本文
* * * *

戦争を起こすのは国家でなく“個人”...いま話題の僧侶が説く「幸福に必要なこと」

大愚元勝(僧侶・株式会社慈光マネジメント代表取締役)

2022年04月27日 公開 2022年05月09日 更新

 

まずは「自らの身に引き合わせて考える」

世界は密接に関係しています。新型コロナウィルスのパンデミックしかり、ロシアのウクライナ侵攻しかり、他国で起こる出来事は、自国の政治経済、私たちの個々の生活や人生にも大きく影響します。

どんな戦争も、国家から始まるのではありません。
個人の「信念・選択・意思決定」から始まり、集団に影響を与え、世界へ広がっていくのです。

どんな平和も、国家から始まるのではありません。
個人の「信念・選択・意思決定」から始まり、集団に影響を与え、世界へ広がっていくのです。

「お金」を幸福へのカギだと信じて、破壊と殺戮の道を歩むのか。
「人格を高めること」「道徳を修めること」を幸福へのカギだと信じて、平和と幸福の道を歩むのか。

ブッダは、

『全てのものは暴力に怯える。すべての生き物にとって、
生命は愛しい。自からの身に引き比べて、殺してはならない。
殺させてはならない。』【法句経・130】

『自らが幸せになろうと思って そのために、幸せを求めている他人に
暴力でもって害するならば、その人は幸せを得られない』【法句経・131】

と教えられました。

命の大切さを、ああだこうだ議論する必要はありません。ブッダの言う通り、「自らの身に引き比べて」考えてみれば、誰にでも答えは明確なはずです。

どんな国家であれ、人間の集まりであることに変わりはありません。

肌の色の違いはあれ、文化の違いはあれ、宗教の違いはあれ、安全に、幸福に暮らしたいと願う個人の集まりであることに変わりはありません。

人間が幸福に生きるための条件を「お金」だと信じている限り、世界に平和は訪れません。

人間が真に幸福に生きるための条件を「人格の成長」だと理解し、努力しない限り、世界に平和は訪れません。

そして人格は、他の生命の痛みを、他の命の苦しみを、他の命の叫びを「自らの身に引き合わせて考える」ことによってしか、成長しないのです。

* * * *

保存済みの項目
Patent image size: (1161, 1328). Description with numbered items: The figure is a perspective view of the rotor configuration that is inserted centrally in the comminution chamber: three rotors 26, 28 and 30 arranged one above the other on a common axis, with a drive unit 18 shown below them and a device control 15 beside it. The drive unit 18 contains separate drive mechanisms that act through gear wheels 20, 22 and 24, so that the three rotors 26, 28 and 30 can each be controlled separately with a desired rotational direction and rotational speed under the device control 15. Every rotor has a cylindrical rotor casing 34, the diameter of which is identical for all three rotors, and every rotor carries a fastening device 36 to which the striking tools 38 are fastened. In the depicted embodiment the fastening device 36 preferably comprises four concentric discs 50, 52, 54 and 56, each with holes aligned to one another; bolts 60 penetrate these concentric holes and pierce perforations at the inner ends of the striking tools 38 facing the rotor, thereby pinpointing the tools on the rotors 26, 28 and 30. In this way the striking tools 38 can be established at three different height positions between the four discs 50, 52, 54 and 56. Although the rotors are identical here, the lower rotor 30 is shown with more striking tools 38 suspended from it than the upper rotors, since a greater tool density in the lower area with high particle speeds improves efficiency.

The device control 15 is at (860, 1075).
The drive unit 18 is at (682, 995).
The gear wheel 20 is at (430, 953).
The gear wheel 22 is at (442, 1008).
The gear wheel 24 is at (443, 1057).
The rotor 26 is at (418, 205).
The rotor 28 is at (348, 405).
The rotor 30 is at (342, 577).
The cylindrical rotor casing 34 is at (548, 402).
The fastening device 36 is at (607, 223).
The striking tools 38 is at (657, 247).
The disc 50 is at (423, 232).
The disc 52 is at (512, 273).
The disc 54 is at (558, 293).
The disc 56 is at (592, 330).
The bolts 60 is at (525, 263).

* * * *

次の1.〜3.の記述が本文の内容と一致するかどうか、それぞれ「はい」か「いいえ」で答えてください。あわせて、判断の決め手となる本文の言葉を一字一句変えずに引用してください。
1. 本文によれば、戦争は国家から始まる。
2. 本文に引かれた法句経の一節は、自らの身に引き比べて殺してはならないと説いている。
3. 本文は、幸福の条件を「お金」だと信じていても世界に平和は訪れると述べている。

解答
1. いいえ。「どんな戦争も、国家から始まるのではありません。」
2. はい。「自からの身に引き比べて、殺してはならない。」
3. いいえ。『人間が幸福に生きるための条件を「お金」だと信じている限り、世界に平和は訪れません。』